Recorded data:
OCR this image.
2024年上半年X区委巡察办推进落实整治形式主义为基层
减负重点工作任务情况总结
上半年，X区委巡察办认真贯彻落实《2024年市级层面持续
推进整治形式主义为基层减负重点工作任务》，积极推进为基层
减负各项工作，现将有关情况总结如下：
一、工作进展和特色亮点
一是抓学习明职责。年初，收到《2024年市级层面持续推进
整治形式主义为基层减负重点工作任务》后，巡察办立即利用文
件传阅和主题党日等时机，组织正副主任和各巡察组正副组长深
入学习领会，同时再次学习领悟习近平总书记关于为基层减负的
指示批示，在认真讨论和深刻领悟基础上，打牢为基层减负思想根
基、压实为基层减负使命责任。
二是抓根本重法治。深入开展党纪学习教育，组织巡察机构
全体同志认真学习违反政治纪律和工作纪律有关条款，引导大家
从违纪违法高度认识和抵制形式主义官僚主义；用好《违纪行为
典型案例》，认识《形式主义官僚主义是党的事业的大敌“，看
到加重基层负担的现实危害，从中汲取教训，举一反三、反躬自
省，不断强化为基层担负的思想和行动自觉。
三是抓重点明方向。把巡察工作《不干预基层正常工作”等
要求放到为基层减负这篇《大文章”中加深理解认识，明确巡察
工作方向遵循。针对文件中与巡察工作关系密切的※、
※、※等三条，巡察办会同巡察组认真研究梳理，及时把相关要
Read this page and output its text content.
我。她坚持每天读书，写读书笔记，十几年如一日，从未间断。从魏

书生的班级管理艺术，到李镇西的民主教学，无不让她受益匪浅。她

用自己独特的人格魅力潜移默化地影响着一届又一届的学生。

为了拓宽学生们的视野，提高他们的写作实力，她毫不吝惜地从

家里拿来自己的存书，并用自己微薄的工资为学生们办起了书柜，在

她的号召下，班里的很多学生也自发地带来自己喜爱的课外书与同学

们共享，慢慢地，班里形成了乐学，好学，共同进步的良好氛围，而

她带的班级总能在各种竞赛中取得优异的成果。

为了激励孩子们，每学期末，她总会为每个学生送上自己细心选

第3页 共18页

▶ SET PROBLEM
Write each line above out exactly.

▶ SOLUTION TO THIS EXERCISE
OCR this image.
2024年上半年X区委巡察办推进落实整治形式主义为基层
减负重点工作任务情况总结
上半年，X区委巡察办认真贯彻落实《2024年市级层面持续
推进整治形式主义为基层减负重点工作任务》，积极推进为基层
减负各项工作，现将有关情况总结如下：
一、工作进展和特色亮点
一是抓学习明职责。年初，收到《2024年市级层面持续推进
整治形式主义为基层减负重点工作任务》后，巡察办立即利用文
件传阅和主题党日等时机，组织正副主任和各巡察组正副组长深
入学习领会，同时再次学习领悟习近平总书记关于为基层减负的
指示批示，在认真讨论和深刻领悟基础上，打牢为基层减负思想根
基、压实为基层减负使命责任。
二是抓根本重法治。深入开展党纪学习教育，组织巡察机构
全体同志认真学习违反政治纪律和工作纪律有关条款，引导大家
从违纪违法高度认识和抵制形式主义官僚主义；用好《违纪行为
典型案例》，认识《形式主义官僚主义是党的事业的大敌“，看
到加重基层负担的现实危害，从中汲取教训，举一反三、反躬自
省，不断强化为基层担负的思想和行动自觉。
三是抓重点明方向。把巡察工作《不干预基层正常工作”等
要求放到为基层减负这篇《大文章”中加深理解认识，明确巡察
工作方向遵循。针对文件中与巡察工作关系密切的※、
※、※等三条，巡察办会同巡察组认真研究梳理，及时把相关要
Read this page and output its text content.
我。她坚持每天读书，写读书笔记，十几年如一日，从未间断。从魏

书生的班级管理艺术，到李镇西的民主教学，无不让她受益匪浅。她

用自己独特的人格魅力潜移默化地影响着一届又一届的学生。

为了拓宽学生们的视野，提高他们的写作实力，她毫不吝惜地从

家里拿来自己的存书，并用自己微薄的工资为学生们办起了书柜，在

她的号召下，班里的很多学生也自发地带来自己喜爱的课外书与同学

们共享，慢慢地，班里形成了乐学，好学，共同进步的良好氛围，而

她带的班级总能在各种竞赛中取得优异的成果。

为了激励孩子们，每学期末，她总会为每个学生送上自己细心选

第3页 共18页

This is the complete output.